>> BEGIN Selection
# Trying to expand (1+x)^n using Taylor Expansion

1. Jun 23, 2012

### Rococo

1. The problem statement, all variables and given/known data

I need to use Taylor Expansion to show that:

(1+x)^n = 1 + nx + n(n-1)(x^2)/2! + ...

2. Relevant equations

y(x0 + dx) = y(x0) + dx(dy/dx) + [(dx)^2/2!](d^2y/dx^2) + ...

3. The attempt at a solution

I've only just begun Taylor Expansion, according to my textbook I need the above equation

(1+x)^n
So: x0 = 1
and dx = x

y(1+x) = (1+x)^n
So: y(x) = x^n
dy/dx = nx^n-1
d^2y/dx^2 = (n)(n-1)x^n-2

However putting all of this into the equation I get:

y(1+x) = y(1) + (x)(nx^n-1) + [x^2/2!][(n)(n-1)x^n-2] + ...
>> END Selection
## What the task requires
Pick up the forum post on expanding (1+x)^n with a Taylor series right after its final line and keep writing it.
>> BEGIN Provided records
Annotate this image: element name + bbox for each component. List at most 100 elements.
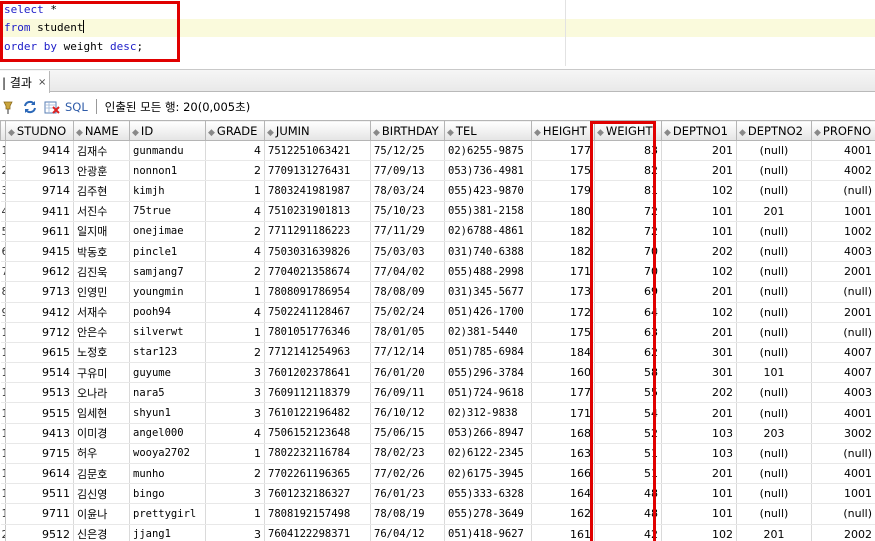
>> END Provided records
>> BEGIN Provided records
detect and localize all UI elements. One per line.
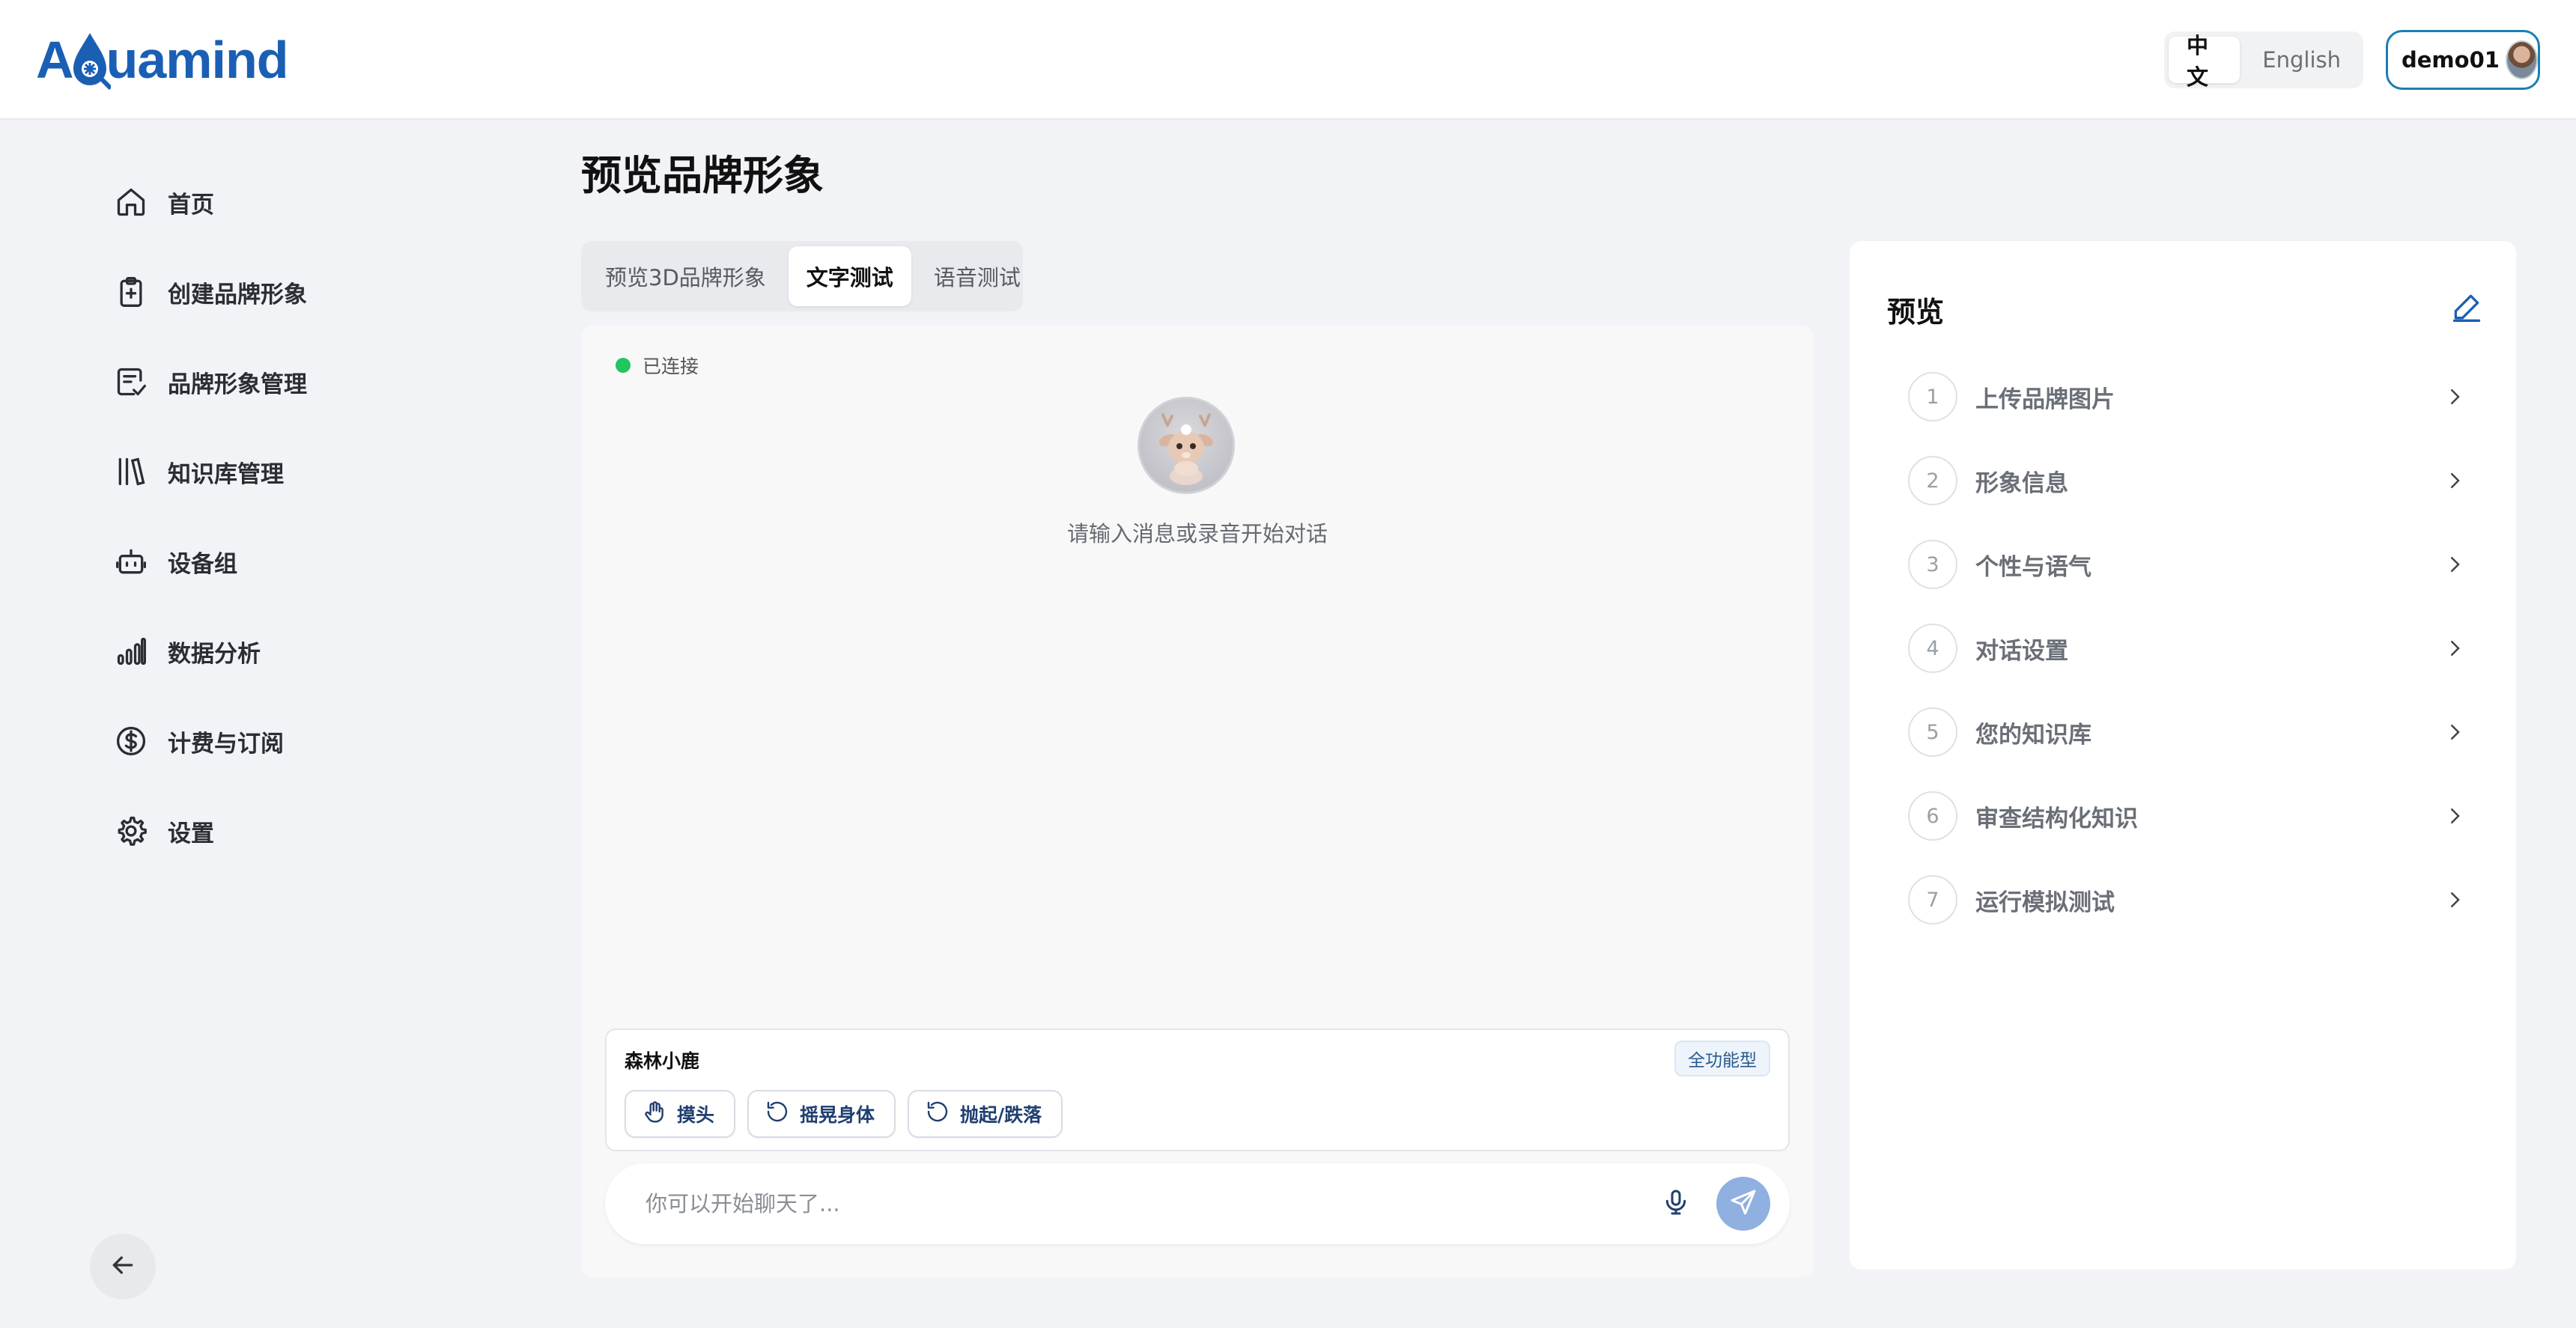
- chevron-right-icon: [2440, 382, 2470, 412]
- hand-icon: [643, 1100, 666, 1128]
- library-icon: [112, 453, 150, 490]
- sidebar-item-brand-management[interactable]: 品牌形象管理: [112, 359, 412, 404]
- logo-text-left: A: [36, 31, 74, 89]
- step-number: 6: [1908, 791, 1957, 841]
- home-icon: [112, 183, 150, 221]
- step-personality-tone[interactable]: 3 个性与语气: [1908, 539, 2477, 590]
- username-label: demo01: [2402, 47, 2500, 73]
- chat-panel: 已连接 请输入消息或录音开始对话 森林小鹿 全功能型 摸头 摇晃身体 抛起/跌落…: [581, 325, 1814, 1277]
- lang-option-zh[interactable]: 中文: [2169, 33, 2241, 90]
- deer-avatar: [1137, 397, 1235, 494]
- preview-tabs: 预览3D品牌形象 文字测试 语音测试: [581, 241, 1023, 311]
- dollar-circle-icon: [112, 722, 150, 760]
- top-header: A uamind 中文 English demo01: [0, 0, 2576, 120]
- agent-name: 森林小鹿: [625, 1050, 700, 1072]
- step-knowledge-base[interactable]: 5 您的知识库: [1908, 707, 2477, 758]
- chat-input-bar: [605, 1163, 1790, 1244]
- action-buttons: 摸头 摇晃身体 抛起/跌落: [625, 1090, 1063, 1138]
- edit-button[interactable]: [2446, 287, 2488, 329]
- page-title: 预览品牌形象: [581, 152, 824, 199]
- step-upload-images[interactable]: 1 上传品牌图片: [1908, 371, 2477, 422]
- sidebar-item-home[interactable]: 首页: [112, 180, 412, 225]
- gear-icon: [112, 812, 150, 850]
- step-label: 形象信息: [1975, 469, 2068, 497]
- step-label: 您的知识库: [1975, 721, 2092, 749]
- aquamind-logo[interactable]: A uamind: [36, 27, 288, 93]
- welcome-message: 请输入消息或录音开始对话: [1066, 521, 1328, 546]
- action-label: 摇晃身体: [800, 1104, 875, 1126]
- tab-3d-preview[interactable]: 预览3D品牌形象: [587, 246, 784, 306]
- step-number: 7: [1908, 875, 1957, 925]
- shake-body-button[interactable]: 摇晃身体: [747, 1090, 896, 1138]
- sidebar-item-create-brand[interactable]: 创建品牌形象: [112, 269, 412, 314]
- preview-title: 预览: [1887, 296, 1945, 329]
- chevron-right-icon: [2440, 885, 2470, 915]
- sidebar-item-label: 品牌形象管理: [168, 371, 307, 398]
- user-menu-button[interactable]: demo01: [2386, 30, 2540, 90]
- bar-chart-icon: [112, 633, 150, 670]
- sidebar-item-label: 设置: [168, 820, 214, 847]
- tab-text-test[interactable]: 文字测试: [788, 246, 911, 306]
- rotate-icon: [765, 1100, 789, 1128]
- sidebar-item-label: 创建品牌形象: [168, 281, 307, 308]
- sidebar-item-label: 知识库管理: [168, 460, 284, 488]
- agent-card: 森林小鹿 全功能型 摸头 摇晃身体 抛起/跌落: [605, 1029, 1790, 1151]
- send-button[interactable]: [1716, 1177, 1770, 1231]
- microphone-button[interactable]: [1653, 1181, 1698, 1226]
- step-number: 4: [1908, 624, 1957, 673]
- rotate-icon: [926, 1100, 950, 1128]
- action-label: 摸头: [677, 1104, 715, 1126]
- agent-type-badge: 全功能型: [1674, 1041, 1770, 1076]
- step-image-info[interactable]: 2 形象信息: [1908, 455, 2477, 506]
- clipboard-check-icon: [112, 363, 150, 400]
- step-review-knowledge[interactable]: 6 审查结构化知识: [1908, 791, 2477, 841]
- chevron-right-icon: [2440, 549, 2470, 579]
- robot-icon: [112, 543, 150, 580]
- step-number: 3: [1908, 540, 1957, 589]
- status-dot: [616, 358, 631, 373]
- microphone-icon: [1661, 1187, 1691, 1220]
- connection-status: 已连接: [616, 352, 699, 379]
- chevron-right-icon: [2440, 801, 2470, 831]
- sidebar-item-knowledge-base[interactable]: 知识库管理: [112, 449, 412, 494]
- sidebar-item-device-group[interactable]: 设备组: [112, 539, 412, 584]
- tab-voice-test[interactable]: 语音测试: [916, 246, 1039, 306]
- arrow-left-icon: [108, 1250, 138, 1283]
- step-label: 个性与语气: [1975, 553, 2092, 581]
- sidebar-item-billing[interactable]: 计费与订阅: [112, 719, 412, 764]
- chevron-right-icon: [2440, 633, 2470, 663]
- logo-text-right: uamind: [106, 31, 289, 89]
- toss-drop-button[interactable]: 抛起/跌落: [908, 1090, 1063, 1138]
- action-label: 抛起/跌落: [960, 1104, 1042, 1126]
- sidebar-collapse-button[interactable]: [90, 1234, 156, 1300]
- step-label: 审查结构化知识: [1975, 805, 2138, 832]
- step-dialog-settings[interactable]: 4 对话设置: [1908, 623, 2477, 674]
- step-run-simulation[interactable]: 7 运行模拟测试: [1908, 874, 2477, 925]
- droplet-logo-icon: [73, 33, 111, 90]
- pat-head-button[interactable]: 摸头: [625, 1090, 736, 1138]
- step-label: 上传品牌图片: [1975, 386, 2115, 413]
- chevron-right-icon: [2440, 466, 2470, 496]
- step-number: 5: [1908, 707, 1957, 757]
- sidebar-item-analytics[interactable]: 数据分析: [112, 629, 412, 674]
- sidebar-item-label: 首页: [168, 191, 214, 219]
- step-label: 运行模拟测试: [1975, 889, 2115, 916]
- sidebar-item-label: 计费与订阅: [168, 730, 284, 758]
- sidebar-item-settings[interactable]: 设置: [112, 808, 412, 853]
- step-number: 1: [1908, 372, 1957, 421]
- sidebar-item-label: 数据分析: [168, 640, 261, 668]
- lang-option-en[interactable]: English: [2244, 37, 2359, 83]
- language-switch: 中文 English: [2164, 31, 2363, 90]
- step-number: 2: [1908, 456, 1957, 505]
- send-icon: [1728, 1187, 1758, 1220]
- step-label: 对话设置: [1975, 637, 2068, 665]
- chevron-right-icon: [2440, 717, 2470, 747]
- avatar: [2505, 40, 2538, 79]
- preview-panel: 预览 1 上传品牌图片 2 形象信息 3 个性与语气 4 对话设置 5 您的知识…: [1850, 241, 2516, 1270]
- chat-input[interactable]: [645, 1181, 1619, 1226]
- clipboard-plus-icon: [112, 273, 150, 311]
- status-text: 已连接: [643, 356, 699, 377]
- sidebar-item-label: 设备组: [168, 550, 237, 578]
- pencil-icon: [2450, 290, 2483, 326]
>> END Provided records
>> BEGIN Provided records
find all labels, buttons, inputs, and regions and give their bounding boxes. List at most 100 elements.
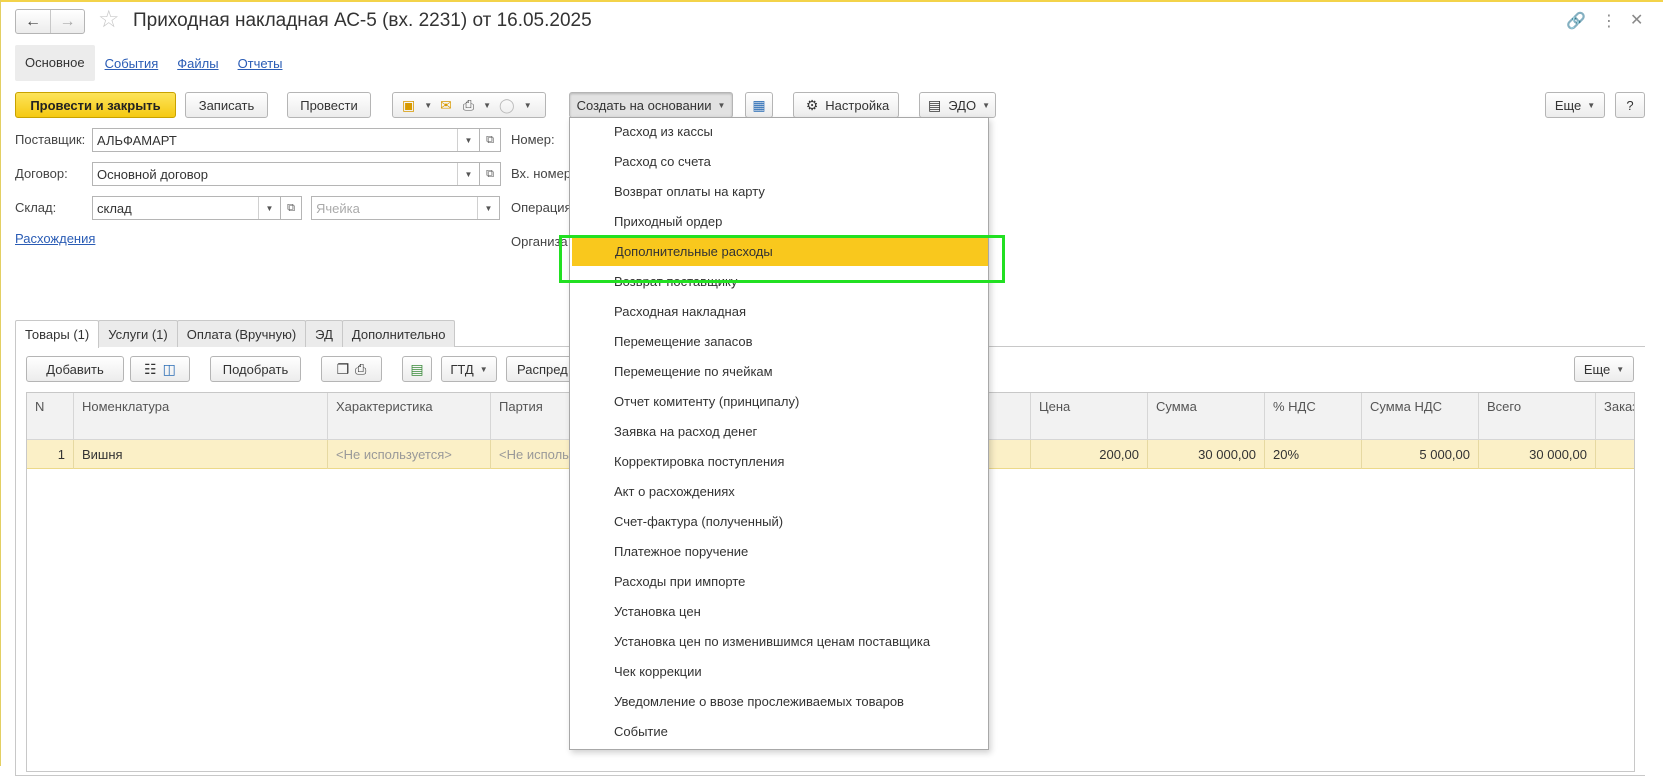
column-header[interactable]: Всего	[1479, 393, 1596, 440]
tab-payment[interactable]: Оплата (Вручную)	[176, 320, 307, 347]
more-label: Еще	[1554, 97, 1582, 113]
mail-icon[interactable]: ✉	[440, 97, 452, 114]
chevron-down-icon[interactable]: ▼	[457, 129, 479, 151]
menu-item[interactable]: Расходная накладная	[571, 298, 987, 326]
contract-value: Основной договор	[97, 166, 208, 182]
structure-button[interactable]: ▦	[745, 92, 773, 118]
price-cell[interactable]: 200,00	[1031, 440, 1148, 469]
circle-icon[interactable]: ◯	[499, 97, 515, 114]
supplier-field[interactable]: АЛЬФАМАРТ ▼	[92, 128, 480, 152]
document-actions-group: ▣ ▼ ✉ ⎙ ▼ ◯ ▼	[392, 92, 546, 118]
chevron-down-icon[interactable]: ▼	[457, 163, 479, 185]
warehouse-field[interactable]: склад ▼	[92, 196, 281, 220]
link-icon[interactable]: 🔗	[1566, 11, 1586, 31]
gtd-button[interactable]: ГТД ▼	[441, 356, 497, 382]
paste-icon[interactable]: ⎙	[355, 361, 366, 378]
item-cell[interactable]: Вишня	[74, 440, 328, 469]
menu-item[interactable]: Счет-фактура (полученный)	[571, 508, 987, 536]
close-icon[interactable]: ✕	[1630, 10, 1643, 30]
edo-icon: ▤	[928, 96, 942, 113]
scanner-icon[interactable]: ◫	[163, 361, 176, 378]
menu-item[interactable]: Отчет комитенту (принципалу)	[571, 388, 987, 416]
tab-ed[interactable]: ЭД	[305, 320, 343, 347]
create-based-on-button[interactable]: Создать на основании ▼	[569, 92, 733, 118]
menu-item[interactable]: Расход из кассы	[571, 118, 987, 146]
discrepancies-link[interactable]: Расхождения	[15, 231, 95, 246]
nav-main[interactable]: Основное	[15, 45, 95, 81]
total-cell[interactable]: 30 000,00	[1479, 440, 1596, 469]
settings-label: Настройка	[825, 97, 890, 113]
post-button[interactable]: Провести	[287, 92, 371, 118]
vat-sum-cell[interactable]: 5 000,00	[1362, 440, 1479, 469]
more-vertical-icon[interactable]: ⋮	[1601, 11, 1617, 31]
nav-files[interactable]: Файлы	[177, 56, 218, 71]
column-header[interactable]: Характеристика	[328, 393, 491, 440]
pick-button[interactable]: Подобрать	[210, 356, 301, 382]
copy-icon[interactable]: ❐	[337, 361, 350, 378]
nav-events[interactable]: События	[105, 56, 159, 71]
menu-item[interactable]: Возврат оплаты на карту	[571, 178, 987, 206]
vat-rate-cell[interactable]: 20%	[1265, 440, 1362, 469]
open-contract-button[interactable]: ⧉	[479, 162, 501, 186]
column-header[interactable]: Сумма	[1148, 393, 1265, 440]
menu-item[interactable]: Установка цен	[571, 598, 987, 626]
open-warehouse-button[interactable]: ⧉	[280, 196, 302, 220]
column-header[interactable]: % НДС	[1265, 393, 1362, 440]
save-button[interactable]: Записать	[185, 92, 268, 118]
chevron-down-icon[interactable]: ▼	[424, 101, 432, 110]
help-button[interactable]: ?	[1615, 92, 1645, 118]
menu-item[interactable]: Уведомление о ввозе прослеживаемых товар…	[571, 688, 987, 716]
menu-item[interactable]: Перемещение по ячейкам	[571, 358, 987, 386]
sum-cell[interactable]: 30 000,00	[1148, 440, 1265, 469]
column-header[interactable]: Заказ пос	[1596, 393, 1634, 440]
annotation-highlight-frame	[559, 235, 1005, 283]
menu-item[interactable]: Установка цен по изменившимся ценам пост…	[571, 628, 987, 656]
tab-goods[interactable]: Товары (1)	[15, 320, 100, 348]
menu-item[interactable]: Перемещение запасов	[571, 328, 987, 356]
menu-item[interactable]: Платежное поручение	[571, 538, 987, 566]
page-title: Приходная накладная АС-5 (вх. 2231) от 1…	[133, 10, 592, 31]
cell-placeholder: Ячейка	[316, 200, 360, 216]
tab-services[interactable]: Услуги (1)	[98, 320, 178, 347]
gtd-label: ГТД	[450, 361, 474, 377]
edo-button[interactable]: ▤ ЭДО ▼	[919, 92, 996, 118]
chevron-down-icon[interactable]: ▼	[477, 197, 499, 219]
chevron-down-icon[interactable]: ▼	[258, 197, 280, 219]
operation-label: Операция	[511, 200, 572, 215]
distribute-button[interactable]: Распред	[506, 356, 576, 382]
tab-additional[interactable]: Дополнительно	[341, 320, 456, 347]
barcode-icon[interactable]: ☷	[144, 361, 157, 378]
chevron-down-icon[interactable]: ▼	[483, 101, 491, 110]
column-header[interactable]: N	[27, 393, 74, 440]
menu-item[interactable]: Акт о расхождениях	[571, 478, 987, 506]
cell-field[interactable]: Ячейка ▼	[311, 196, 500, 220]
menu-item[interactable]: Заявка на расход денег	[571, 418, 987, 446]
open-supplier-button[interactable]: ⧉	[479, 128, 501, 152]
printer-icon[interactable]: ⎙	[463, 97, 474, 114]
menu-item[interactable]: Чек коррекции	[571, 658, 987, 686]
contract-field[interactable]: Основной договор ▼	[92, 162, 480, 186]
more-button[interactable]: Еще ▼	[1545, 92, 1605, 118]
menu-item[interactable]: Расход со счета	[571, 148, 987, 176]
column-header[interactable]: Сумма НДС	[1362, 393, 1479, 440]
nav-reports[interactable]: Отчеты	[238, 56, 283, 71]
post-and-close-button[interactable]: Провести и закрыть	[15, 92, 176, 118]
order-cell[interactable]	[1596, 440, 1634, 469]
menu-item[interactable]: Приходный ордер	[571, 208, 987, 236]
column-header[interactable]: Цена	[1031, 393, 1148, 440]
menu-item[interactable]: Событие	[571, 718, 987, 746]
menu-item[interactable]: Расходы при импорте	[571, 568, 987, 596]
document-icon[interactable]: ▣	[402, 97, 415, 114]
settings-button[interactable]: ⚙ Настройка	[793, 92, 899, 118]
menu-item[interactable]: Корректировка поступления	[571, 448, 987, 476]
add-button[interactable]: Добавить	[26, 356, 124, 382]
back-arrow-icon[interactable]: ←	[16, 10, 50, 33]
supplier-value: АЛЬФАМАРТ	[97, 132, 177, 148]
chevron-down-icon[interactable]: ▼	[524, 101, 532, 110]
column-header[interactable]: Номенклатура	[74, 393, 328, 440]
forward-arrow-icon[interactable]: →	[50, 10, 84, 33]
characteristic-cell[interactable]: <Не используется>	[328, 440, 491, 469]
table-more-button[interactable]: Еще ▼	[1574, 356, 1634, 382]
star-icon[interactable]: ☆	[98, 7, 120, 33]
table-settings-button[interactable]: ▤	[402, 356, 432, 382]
>> END Provided records
## Task output
(1+x)^n = 1^n + (nx)(x^n-1) + (n)(n-1)[x^2/2!](x^n-2) + ...

(1+x)^n = 1 + (nx)(x^n-1) + (n)(n-1)[x^2/2!](x^n-2) + ...

Which I get as my final answer.

As you can see, there is a (x^n-1) in the second term, and a (x^n-2) in the third term, that shouldn't be there.

2. Jun 23, 2012

### Dick

The function you want to Taylor expand is y(x)=(1+x)^n. Then your Taylor expansion is y(x)=y(0)+y'(0)x+y''(0)x^2/2!+... Start by finding the derivatives of y evaluated at 0. What are y(0), y'(0), y''(0) etc etc?

3. Jun 24, 2012

### Rococo

Thanks, here's what I get now:

y(0) = 1^n

y'(0) = n(1^n-1) = n

y''(0) = (n-1)(n)(1^n-2) = (n)(n-1)

So putting that into the equation I now get:

(1+x)^n = 1^n + (n)(x) + (n)(n-1)(x^2)/2! + ...

Is that the right method?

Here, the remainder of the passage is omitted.